(Input data):
★ ★ ★ ★
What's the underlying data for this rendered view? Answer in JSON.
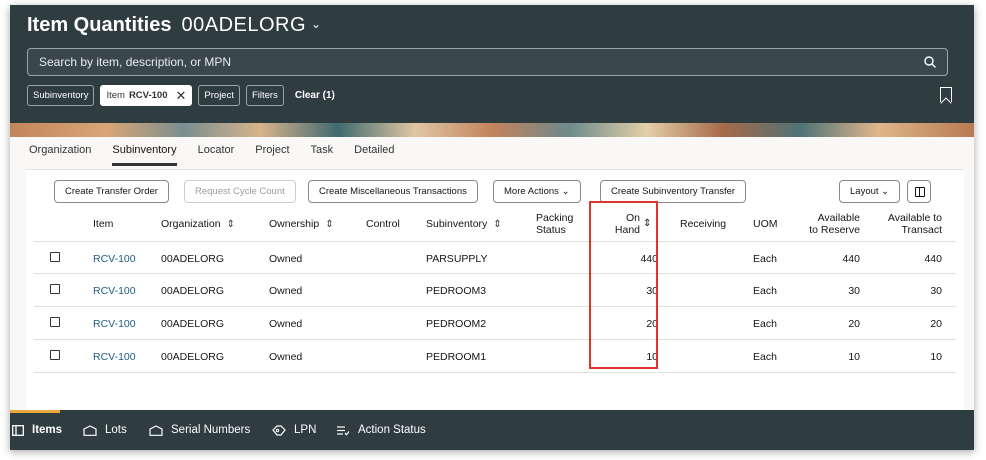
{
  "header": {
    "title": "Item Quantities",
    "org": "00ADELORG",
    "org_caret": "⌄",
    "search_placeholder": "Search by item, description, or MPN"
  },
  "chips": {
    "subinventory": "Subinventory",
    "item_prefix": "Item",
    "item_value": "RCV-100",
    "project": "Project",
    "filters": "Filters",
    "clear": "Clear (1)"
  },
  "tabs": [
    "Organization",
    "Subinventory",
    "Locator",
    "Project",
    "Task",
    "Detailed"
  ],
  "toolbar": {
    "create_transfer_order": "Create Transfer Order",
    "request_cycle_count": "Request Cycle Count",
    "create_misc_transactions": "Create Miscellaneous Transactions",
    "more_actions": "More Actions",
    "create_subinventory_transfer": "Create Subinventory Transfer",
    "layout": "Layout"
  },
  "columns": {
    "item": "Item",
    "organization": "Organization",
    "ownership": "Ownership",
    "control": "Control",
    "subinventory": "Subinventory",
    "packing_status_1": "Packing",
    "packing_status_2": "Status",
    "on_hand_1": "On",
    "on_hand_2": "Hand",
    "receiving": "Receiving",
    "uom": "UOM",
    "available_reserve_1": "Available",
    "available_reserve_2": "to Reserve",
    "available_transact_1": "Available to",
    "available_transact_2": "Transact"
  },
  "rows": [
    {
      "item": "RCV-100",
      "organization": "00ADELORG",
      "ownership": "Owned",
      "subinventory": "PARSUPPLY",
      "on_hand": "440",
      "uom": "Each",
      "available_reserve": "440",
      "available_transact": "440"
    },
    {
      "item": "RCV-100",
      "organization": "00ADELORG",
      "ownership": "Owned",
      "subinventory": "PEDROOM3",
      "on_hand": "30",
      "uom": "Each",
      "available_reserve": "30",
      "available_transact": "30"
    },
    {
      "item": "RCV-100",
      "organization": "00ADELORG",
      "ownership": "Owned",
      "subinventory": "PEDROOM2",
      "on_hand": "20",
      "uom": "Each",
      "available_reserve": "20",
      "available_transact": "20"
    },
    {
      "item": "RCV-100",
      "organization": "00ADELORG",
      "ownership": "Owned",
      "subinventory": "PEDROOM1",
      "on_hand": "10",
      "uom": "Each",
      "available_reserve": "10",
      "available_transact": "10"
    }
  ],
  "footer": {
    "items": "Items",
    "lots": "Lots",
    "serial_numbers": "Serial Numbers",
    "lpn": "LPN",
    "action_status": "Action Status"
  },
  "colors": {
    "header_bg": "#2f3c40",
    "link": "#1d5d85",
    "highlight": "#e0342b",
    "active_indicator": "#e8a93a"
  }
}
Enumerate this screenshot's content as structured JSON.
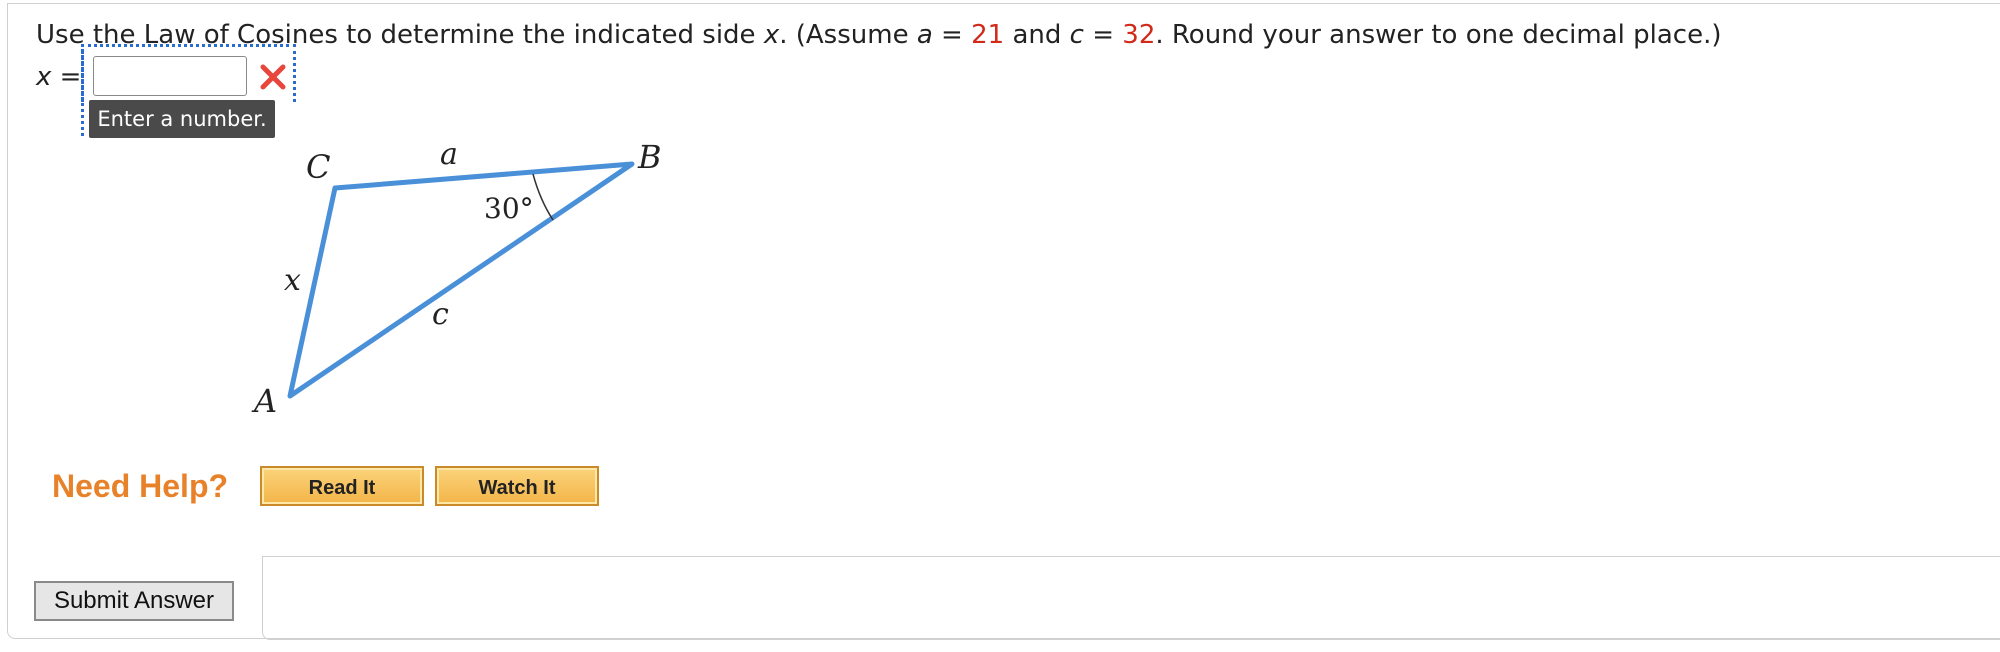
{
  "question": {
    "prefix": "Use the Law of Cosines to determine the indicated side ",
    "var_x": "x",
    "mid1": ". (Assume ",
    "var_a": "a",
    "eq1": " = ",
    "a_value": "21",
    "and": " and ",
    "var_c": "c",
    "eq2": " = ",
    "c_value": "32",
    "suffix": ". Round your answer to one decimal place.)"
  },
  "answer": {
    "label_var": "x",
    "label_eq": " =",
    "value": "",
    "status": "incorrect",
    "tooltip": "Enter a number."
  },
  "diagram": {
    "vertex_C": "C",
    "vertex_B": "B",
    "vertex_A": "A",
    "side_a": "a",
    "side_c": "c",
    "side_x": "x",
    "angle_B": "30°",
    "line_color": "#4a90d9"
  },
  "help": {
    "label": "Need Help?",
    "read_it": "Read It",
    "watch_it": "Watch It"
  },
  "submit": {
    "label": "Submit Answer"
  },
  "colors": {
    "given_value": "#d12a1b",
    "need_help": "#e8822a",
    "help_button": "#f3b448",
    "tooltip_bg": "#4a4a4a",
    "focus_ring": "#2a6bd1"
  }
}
★ ★ ★ ★
(Brief): Starting at the line that holds "Enumerate this screenshot's", copy each line exactly through the end of the listing, both ends included. Leave the pictures out.

(Solution to this problem):
Enumerate this screenshot's content as structured JSON.
{
  "question": {
    "prefix": "Use the Law of Cosines to determine the indicated side ",
    "var_x": "x",
    "mid1": ". (Assume ",
    "var_a": "a",
    "eq1": " = ",
    "a_value": "21",
    "and": " and ",
    "var_c": "c",
    "eq2": " = ",
    "c_value": "32",
    "suffix": ". Round your answer to one decimal place.)"
  },
  "answer": {
    "label_var": "x",
    "label_eq": " =",
    "value": "",
    "status": "incorrect",
    "tooltip": "Enter a number."
  },
  "diagram": {
    "vertex_C": "C",
    "vertex_B": "B",
    "vertex_A": "A",
    "side_a": "a",
    "side_c": "c",
    "side_x": "x",
    "angle_B": "30°",
    "line_color": "#4a90d9"
  },
  "help": {
    "label": "Need Help?",
    "read_it": "Read It",
    "watch_it": "Watch It"
  },
  "submit": {
    "label": "Submit Answer"
  },
  "colors": {
    "given_value": "#d12a1b",
    "need_help": "#e8822a",
    "help_button": "#f3b448",
    "tooltip_bg": "#4a4a4a",
    "focus_ring": "#2a6bd1"
  }
}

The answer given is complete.